(Figure content listings)

□ □ □

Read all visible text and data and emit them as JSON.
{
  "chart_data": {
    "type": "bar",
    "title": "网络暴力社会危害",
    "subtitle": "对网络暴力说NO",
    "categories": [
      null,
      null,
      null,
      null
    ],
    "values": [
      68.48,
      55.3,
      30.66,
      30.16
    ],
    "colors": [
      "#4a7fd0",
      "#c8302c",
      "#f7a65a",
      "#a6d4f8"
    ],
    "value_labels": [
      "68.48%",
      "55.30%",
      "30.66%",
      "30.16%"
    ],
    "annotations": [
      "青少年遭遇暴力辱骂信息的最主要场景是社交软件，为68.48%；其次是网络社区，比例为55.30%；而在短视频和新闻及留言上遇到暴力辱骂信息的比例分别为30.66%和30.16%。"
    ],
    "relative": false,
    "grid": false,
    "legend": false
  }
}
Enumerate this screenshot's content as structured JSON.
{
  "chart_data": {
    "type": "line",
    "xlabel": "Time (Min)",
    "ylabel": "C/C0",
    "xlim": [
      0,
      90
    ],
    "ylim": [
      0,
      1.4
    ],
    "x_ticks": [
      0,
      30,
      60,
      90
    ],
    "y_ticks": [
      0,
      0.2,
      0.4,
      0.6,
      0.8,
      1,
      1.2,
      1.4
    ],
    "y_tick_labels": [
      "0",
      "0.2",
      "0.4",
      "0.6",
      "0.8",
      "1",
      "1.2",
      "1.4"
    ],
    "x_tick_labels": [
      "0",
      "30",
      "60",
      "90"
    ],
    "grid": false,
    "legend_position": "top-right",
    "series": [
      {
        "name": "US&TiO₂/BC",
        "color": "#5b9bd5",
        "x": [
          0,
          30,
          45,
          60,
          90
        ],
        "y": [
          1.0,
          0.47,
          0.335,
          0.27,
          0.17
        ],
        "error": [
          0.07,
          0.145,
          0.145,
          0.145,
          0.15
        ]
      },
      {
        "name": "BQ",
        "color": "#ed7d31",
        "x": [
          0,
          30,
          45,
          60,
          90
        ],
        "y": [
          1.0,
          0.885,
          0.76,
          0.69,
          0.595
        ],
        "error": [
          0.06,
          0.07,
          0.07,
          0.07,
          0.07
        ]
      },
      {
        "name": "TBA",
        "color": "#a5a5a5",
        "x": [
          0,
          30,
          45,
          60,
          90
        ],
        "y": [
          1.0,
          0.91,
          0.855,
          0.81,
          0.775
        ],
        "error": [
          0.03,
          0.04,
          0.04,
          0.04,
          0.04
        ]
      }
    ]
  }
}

□ □ □

Exactly reproduce the lines from the one containing "Enumerate this screenshot's" through the end of the records, and only those lines.

**Response to this exercise**
Enumerate this screenshot's content as structured JSON.
{
  "chart_data": {
    "type": "line",
    "xlabel": "Time (Min)",
    "ylabel": "C/C0",
    "xlim": [
      0,
      90
    ],
    "ylim": [
      0,
      1.4
    ],
    "x_ticks": [
      0,
      30,
      60,
      90
    ],
    "y_ticks": [
      0,
      0.2,
      0.4,
      0.6,
      0.8,
      1,
      1.2,
      1.4
    ],
    "y_tick_labels": [
      "0",
      "0.2",
      "0.4",
      "0.6",
      "0.8",
      "1",
      "1.2",
      "1.4"
    ],
    "x_tick_labels": [
      "0",
      "30",
      "60",
      "90"
    ],
    "grid": false,
    "legend_position": "top-right",
    "series": [
      {
        "name": "US&TiO₂/BC",
        "color": "#5b9bd5",
        "x": [
          0,
          30,
          45,
          60,
          90
        ],
        "y": [
          1.0,
          0.47,
          0.335,
          0.27,
          0.17
        ],
        "error": [
          0.07,
          0.145,
          0.145,
          0.145,
          0.15
        ]
      },
      {
        "name": "BQ",
        "color": "#ed7d31",
        "x": [
          0,
          30,
          45,
          60,
          90
        ],
        "y": [
          1.0,
          0.885,
          0.76,
          0.69,
          0.595
        ],
        "error": [
          0.06,
          0.07,
          0.07,
          0.07,
          0.07
        ]
      },
      {
        "name": "TBA",
        "color": "#a5a5a5",
        "x": [
          0,
          30,
          45,
          60,
          90
        ],
        "y": [
          1.0,
          0.91,
          0.855,
          0.81,
          0.775
        ],
        "error": [
          0.03,
          0.04,
          0.04,
          0.04,
          0.04
        ]
      }
    ]
  }
}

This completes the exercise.